[Stored items from a collection]
>>>>
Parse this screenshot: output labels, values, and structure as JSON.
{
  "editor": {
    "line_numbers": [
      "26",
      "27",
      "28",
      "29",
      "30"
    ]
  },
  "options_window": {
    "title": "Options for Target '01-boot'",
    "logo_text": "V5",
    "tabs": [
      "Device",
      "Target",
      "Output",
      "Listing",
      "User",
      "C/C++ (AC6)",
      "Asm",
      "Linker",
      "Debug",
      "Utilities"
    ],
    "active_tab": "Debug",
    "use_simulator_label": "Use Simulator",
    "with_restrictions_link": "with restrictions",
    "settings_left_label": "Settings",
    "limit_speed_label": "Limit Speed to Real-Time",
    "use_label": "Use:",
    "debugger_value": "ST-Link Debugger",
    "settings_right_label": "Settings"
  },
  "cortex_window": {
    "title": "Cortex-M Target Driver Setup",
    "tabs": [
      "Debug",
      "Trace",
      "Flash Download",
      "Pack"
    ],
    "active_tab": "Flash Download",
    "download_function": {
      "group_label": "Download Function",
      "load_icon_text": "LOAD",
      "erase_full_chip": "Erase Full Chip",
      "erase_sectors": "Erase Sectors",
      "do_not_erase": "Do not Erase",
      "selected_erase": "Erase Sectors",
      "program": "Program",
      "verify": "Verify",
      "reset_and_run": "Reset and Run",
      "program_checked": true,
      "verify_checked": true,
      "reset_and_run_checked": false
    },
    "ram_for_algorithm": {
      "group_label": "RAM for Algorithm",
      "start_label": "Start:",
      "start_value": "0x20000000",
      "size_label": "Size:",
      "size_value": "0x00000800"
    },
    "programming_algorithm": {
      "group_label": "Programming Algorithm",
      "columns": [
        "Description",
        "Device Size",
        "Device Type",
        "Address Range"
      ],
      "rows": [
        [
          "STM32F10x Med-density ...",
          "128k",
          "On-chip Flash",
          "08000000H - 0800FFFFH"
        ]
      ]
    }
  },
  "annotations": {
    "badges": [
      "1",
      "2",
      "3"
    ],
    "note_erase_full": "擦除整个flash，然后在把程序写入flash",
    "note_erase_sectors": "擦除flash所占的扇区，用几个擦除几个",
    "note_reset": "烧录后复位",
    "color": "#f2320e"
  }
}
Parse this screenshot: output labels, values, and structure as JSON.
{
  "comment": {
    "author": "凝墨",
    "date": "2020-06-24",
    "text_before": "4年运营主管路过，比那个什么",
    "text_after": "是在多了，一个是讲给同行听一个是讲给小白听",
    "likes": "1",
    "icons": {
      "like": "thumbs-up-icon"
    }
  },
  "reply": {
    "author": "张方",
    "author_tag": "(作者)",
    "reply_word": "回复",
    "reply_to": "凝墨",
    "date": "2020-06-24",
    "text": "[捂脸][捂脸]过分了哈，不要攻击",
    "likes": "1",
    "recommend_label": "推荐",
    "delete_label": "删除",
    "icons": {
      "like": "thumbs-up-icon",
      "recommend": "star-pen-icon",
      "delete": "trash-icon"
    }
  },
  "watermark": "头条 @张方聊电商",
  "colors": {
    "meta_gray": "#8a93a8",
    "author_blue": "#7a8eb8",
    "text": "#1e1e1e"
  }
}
<<<<
== Goal ==
Your task is to transcribe the material exactly.

== The reply ==
Parse this screenshot: output labels, values, and structure as JSON.
{
  "editor": {
    "line_numbers": [
      "26",
      "27",
      "28",
      "29",
      "30"
    ]
  },
  "options_window": {
    "title": "Options for Target '01-boot'",
    "logo_text": "V5",
    "tabs": [
      "Device",
      "Target",
      "Output",
      "Listing",
      "User",
      "C/C++ (AC6)",
      "Asm",
      "Linker",
      "Debug",
      "Utilities"
    ],
    "active_tab": "Debug",
    "use_simulator_label": "Use Simulator",
    "with_restrictions_link": "with restrictions",
    "settings_left_label": "Settings",
    "limit_speed_label": "Limit Speed to Real-Time",
    "use_label": "Use:",
    "debugger_value": "ST-Link Debugger",
    "settings_right_label": "Settings"
  },
  "cortex_window": {
    "title": "Cortex-M Target Driver Setup",
    "tabs": [
      "Debug",
      "Trace",
      "Flash Download",
      "Pack"
    ],
    "active_tab": "Flash Download",
    "download_function": {
      "group_label": "Download Function",
      "load_icon_text": "LOAD",
      "erase_full_chip": "Erase Full Chip",
      "erase_sectors": "Erase Sectors",
      "do_not_erase": "Do not Erase",
      "selected_erase": "Erase Sectors",
      "program": "Program",
      "verify": "Verify",
      "reset_and_run": "Reset and Run",
      "program_checked": true,
      "verify_checked": true,
      "reset_and_run_checked": false
    },
    "ram_for_algorithm": {
      "group_label": "RAM for Algorithm",
      "start_label": "Start:",
      "start_value": "0x20000000",
      "size_label": "Size:",
      "size_value": "0x00000800"
    },
    "programming_algorithm": {
      "group_label": "Programming Algorithm",
      "columns": [
        "Description",
        "Device Size",
        "Device Type",
        "Address Range"
      ],
      "rows": [
        [
          "STM32F10x Med-density ...",
          "128k",
          "On-chip Flash",
          "08000000H - 0800FFFFH"
        ]
      ]
    }
  },
  "annotations": {
    "badges": [
      "1",
      "2",
      "3"
    ],
    "note_erase_full": "擦除整个flash，然后在把程序写入flash",
    "note_erase_sectors": "擦除flash所占的扇区，用几个擦除几个",
    "note_reset": "烧录后复位",
    "color": "#f2320e"
  }
}
Parse this screenshot: output labels, values, and structure as JSON.
{
  "comment": {
    "author": "凝墨",
    "date": "2020-06-24",
    "text_before": "4年运营主管路过，比那个什么",
    "text_after": "是在多了，一个是讲给同行听一个是讲给小白听",
    "likes": "1",
    "icons": {
      "like": "thumbs-up-icon"
    }
  },
  "reply": {
    "author": "张方",
    "author_tag": "(作者)",
    "reply_word": "回复",
    "reply_to": "凝墨",
    "date": "2020-06-24",
    "text": "[捂脸][捂脸]过分了哈，不要攻击",
    "likes": "1",
    "recommend_label": "推荐",
    "delete_label": "删除",
    "icons": {
      "like": "thumbs-up-icon",
      "recommend": "star-pen-icon",
      "delete": "trash-icon"
    }
  },
  "watermark": "头条 @张方聊电商",
  "colors": {
    "meta_gray": "#8a93a8",
    "author_blue": "#7a8eb8",
    "text": "#1e1e1e"
  }
}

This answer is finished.